YOUR GOAL:
Extract the data exactly, missing nothing.

DATA FOR THIS TASK:
----------------------------------------
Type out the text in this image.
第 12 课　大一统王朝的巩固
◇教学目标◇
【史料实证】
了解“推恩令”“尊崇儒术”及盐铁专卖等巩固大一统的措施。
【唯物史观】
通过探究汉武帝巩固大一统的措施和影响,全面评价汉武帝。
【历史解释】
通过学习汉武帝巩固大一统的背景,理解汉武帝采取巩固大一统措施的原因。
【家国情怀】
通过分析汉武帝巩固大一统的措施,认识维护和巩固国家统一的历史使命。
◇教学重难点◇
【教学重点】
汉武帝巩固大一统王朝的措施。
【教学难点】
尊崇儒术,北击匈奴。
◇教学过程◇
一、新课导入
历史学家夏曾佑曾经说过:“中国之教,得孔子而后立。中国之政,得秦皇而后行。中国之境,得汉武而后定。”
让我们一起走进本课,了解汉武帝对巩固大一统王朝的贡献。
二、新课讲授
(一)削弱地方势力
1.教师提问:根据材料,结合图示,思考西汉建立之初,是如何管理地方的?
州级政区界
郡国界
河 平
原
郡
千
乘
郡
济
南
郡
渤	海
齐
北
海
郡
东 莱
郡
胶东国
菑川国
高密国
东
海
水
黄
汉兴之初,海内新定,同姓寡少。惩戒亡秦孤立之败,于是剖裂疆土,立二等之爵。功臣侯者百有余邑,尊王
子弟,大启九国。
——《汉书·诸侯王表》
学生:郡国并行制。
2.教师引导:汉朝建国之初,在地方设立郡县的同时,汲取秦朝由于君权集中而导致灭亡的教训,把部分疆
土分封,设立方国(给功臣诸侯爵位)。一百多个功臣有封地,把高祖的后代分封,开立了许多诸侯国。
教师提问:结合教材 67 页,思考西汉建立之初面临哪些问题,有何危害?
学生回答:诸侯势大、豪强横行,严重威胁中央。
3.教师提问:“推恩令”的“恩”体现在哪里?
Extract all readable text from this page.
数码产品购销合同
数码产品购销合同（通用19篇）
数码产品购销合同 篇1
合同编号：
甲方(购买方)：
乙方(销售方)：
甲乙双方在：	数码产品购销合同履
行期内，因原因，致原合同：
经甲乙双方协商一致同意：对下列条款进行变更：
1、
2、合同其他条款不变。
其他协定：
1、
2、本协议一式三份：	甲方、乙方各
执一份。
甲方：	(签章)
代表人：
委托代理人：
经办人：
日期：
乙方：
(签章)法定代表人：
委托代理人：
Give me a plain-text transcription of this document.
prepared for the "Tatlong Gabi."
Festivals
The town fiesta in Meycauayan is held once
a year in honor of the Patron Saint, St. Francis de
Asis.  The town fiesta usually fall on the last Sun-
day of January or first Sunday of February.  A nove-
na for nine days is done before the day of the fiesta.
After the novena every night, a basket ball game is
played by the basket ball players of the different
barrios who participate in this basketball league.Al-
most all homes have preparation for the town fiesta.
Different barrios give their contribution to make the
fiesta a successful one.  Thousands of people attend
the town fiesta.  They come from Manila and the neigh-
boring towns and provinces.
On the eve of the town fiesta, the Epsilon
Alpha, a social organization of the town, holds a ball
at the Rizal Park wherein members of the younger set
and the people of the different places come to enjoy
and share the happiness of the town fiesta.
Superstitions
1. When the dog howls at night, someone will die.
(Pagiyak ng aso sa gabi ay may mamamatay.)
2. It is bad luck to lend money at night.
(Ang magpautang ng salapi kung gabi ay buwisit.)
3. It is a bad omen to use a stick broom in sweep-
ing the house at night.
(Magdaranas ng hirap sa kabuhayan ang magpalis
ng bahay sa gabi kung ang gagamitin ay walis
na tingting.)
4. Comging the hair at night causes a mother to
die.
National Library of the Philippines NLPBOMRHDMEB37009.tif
----------------------------------------
COMPLETE OUTPUT:
Type out the text in this image.
第 12 课　大一统王朝的巩固
◇教学目标◇
【史料实证】
了解“推恩令”“尊崇儒术”及盐铁专卖等巩固大一统的措施。
【唯物史观】
通过探究汉武帝巩固大一统的措施和影响,全面评价汉武帝。
【历史解释】
通过学习汉武帝巩固大一统的背景,理解汉武帝采取巩固大一统措施的原因。
【家国情怀】
通过分析汉武帝巩固大一统的措施,认识维护和巩固国家统一的历史使命。
◇教学重难点◇
【教学重点】
汉武帝巩固大一统王朝的措施。
【教学难点】
尊崇儒术,北击匈奴。
◇教学过程◇
一、新课导入
历史学家夏曾佑曾经说过:“中国之教,得孔子而后立。中国之政,得秦皇而后行。中国之境,得汉武而后定。”
让我们一起走进本课,了解汉武帝对巩固大一统王朝的贡献。
二、新课讲授
(一)削弱地方势力
1.教师提问:根据材料,结合图示,思考西汉建立之初,是如何管理地方的?
州级政区界
郡国界
河 平
原
郡
千
乘
郡
济
南
郡
渤	海
齐
北
海
郡
东 莱
郡
胶东国
菑川国
高密国
东
海
水
黄
汉兴之初,海内新定,同姓寡少。惩戒亡秦孤立之败,于是剖裂疆土,立二等之爵。功臣侯者百有余邑,尊王
子弟,大启九国。
——《汉书·诸侯王表》
学生:郡国并行制。
2.教师引导:汉朝建国之初,在地方设立郡县的同时,汲取秦朝由于君权集中而导致灭亡的教训,把部分疆
土分封,设立方国(给功臣诸侯爵位)。一百多个功臣有封地,把高祖的后代分封,开立了许多诸侯国。
教师提问:结合教材 67 页,思考西汉建立之初面临哪些问题,有何危害?
学生回答:诸侯势大、豪强横行,严重威胁中央。
3.教师提问:“推恩令”的“恩”体现在哪里?
Extract all readable text from this page.
数码产品购销合同
数码产品购销合同（通用19篇）
数码产品购销合同 篇1
合同编号：
甲方(购买方)：
乙方(销售方)：
甲乙双方在：	数码产品购销合同履
行期内，因原因，致原合同：
经甲乙双方协商一致同意：对下列条款进行变更：
1、
2、合同其他条款不变。
其他协定：
1、
2、本协议一式三份：	甲方、乙方各
执一份。
甲方：	(签章)
代表人：
委托代理人：
经办人：
日期：
乙方：
(签章)法定代表人：
委托代理人：
Give me a plain-text transcription of this document.
prepared for the "Tatlong Gabi."
Festivals
The town fiesta in Meycauayan is held once
a year in honor of the Patron Saint, St. Francis de
Asis.  The town fiesta usually fall on the last Sun-
day of January or first Sunday of February.  A nove-
na for nine days is done before the day of the fiesta.
After the novena every night, a basket ball game is
played by the basket ball players of the different
barrios who participate in this basketball league.Al-
most all homes have preparation for the town fiesta.
Different barrios give their contribution to make the
fiesta a successful one.  Thousands of people attend
the town fiesta.  They come from Manila and the neigh-
boring towns and provinces.
On the eve of the town fiesta, the Epsilon
Alpha, a social organization of the town, holds a ball
at the Rizal Park wherein members of the younger set
and the people of the different places come to enjoy
and share the happiness of the town fiesta.
Superstitions
1. When the dog howls at night, someone will die.
(Pagiyak ng aso sa gabi ay may mamamatay.)
2. It is bad luck to lend money at night.
(Ang magpautang ng salapi kung gabi ay buwisit.)
3. It is a bad omen to use a stick broom in sweep-
ing the house at night.
(Magdaranas ng hirap sa kabuhayan ang magpalis
ng bahay sa gabi kung ang gagamitin ay walis
na tingting.)
4. Comging the hair at night causes a mother to
die.
National Library of the Philippines NLPBOMRHDMEB37009.tif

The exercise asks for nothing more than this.